Data entries =
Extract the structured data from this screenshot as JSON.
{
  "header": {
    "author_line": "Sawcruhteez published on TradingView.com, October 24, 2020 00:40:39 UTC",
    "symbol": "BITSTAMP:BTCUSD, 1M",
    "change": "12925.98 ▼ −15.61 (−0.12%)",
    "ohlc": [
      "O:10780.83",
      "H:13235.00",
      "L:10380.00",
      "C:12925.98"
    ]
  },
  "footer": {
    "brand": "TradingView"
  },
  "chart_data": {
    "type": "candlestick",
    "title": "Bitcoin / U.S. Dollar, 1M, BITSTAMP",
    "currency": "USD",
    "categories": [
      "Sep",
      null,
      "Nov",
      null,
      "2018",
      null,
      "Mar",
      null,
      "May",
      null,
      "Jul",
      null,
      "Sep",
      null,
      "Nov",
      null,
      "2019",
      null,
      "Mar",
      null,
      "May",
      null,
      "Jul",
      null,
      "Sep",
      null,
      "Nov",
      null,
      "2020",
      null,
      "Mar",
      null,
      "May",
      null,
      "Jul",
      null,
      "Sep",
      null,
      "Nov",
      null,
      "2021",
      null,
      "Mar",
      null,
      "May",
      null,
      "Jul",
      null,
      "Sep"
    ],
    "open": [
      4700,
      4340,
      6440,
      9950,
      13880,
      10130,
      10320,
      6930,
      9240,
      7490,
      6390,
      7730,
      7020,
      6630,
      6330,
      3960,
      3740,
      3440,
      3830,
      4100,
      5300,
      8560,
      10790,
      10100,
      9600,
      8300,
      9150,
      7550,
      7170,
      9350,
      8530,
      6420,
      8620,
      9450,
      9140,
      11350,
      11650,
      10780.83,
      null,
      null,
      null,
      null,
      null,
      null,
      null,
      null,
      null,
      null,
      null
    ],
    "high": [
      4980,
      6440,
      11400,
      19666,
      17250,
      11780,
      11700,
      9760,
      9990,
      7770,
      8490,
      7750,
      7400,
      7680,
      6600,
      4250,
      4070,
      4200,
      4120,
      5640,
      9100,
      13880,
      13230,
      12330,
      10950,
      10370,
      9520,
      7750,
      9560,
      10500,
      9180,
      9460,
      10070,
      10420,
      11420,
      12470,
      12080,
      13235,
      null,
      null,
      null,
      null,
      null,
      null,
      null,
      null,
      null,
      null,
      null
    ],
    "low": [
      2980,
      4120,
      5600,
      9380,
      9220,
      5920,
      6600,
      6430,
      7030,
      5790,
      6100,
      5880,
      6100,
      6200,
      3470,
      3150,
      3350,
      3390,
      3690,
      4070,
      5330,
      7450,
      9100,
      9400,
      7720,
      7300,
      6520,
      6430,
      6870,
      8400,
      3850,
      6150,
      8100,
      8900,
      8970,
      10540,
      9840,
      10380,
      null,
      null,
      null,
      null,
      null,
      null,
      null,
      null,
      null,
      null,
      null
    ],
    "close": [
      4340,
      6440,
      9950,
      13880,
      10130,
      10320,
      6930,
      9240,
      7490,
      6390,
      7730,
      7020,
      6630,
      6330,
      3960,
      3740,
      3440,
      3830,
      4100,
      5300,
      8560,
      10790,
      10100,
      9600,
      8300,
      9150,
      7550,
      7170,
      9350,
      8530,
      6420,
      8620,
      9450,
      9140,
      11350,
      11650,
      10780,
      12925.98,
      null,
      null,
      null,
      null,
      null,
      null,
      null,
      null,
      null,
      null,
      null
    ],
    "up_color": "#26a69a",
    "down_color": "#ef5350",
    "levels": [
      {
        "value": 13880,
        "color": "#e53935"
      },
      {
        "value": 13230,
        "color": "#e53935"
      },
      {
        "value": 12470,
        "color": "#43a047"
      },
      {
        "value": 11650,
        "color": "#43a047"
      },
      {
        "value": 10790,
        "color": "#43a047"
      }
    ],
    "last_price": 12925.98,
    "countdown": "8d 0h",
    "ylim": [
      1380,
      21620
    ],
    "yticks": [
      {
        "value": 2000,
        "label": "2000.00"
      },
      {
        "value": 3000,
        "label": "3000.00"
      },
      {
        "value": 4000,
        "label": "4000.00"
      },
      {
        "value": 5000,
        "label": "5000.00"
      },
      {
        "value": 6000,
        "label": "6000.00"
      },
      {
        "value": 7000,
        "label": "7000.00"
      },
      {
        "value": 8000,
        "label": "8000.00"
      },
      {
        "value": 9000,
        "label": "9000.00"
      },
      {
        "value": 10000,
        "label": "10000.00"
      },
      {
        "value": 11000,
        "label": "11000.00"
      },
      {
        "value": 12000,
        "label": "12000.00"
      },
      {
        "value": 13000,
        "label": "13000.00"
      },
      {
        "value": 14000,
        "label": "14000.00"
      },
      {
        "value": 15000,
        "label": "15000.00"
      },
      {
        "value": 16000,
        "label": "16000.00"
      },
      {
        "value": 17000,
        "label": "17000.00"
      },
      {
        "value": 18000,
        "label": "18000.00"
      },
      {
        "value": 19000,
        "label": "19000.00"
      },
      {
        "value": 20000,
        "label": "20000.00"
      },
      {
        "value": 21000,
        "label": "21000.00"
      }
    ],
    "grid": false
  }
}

Problem description = What is needed here is an exact reproduction of all the entries.

Solution for this exercise =
Extract the structured data from this screenshot as JSON.
{
  "header": {
    "author_line": "Sawcruhteez published on TradingView.com, October 24, 2020 00:40:39 UTC",
    "symbol": "BITSTAMP:BTCUSD, 1M",
    "change": "12925.98 ▼ −15.61 (−0.12%)",
    "ohlc": [
      "O:10780.83",
      "H:13235.00",
      "L:10380.00",
      "C:12925.98"
    ]
  },
  "footer": {
    "brand": "TradingView"
  },
  "chart_data": {
    "type": "candlestick",
    "title": "Bitcoin / U.S. Dollar, 1M, BITSTAMP",
    "currency": "USD",
    "categories": [
      "Sep",
      null,
      "Nov",
      null,
      "2018",
      null,
      "Mar",
      null,
      "May",
      null,
      "Jul",
      null,
      "Sep",
      null,
      "Nov",
      null,
      "2019",
      null,
      "Mar",
      null,
      "May",
      null,
      "Jul",
      null,
      "Sep",
      null,
      "Nov",
      null,
      "2020",
      null,
      "Mar",
      null,
      "May",
      null,
      "Jul",
      null,
      "Sep",
      null,
      "Nov",
      null,
      "2021",
      null,
      "Mar",
      null,
      "May",
      null,
      "Jul",
      null,
      "Sep"
    ],
    "open": [
      4700,
      4340,
      6440,
      9950,
      13880,
      10130,
      10320,
      6930,
      9240,
      7490,
      6390,
      7730,
      7020,
      6630,
      6330,
      3960,
      3740,
      3440,
      3830,
      4100,
      5300,
      8560,
      10790,
      10100,
      9600,
      8300,
      9150,
      7550,
      7170,
      9350,
      8530,
      6420,
      8620,
      9450,
      9140,
      11350,
      11650,
      10780.83,
      null,
      null,
      null,
      null,
      null,
      null,
      null,
      null,
      null,
      null,
      null
    ],
    "high": [
      4980,
      6440,
      11400,
      19666,
      17250,
      11780,
      11700,
      9760,
      9990,
      7770,
      8490,
      7750,
      7400,
      7680,
      6600,
      4250,
      4070,
      4200,
      4120,
      5640,
      9100,
      13880,
      13230,
      12330,
      10950,
      10370,
      9520,
      7750,
      9560,
      10500,
      9180,
      9460,
      10070,
      10420,
      11420,
      12470,
      12080,
      13235,
      null,
      null,
      null,
      null,
      null,
      null,
      null,
      null,
      null,
      null,
      null
    ],
    "low": [
      2980,
      4120,
      5600,
      9380,
      9220,
      5920,
      6600,
      6430,
      7030,
      5790,
      6100,
      5880,
      6100,
      6200,
      3470,
      3150,
      3350,
      3390,
      3690,
      4070,
      5330,
      7450,
      9100,
      9400,
      7720,
      7300,
      6520,
      6430,
      6870,
      8400,
      3850,
      6150,
      8100,
      8900,
      8970,
      10540,
      9840,
      10380,
      null,
      null,
      null,
      null,
      null,
      null,
      null,
      null,
      null,
      null,
      null
    ],
    "close": [
      4340,
      6440,
      9950,
      13880,
      10130,
      10320,
      6930,
      9240,
      7490,
      6390,
      7730,
      7020,
      6630,
      6330,
      3960,
      3740,
      3440,
      3830,
      4100,
      5300,
      8560,
      10790,
      10100,
      9600,
      8300,
      9150,
      7550,
      7170,
      9350,
      8530,
      6420,
      8620,
      9450,
      9140,
      11350,
      11650,
      10780,
      12925.98,
      null,
      null,
      null,
      null,
      null,
      null,
      null,
      null,
      null,
      null,
      null
    ],
    "up_color": "#26a69a",
    "down_color": "#ef5350",
    "levels": [
      {
        "value": 13880,
        "color": "#e53935"
      },
      {
        "value": 13230,
        "color": "#e53935"
      },
      {
        "value": 12470,
        "color": "#43a047"
      },
      {
        "value": 11650,
        "color": "#43a047"
      },
      {
        "value": 10790,
        "color": "#43a047"
      }
    ],
    "last_price": 12925.98,
    "countdown": "8d 0h",
    "ylim": [
      1380,
      21620
    ],
    "yticks": [
      {
        "value": 2000,
        "label": "2000.00"
      },
      {
        "value": 3000,
        "label": "3000.00"
      },
      {
        "value": 4000,
        "label": "4000.00"
      },
      {
        "value": 5000,
        "label": "5000.00"
      },
      {
        "value": 6000,
        "label": "6000.00"
      },
      {
        "value": 7000,
        "label": "7000.00"
      },
      {
        "value": 8000,
        "label": "8000.00"
      },
      {
        "value": 9000,
        "label": "9000.00"
      },
      {
        "value": 10000,
        "label": "10000.00"
      },
      {
        "value": 11000,
        "label": "11000.00"
      },
      {
        "value": 12000,
        "label": "12000.00"
      },
      {
        "value": 13000,
        "label": "13000.00"
      },
      {
        "value": 14000,
        "label": "14000.00"
      },
      {
        "value": 15000,
        "label": "15000.00"
      },
      {
        "value": 16000,
        "label": "16000.00"
      },
      {
        "value": 17000,
        "label": "17000.00"
      },
      {
        "value": 18000,
        "label": "18000.00"
      },
      {
        "value": 19000,
        "label": "19000.00"
      },
      {
        "value": 20000,
        "label": "20000.00"
      },
      {
        "value": 21000,
        "label": "21000.00"
      }
    ],
    "grid": false
  }
}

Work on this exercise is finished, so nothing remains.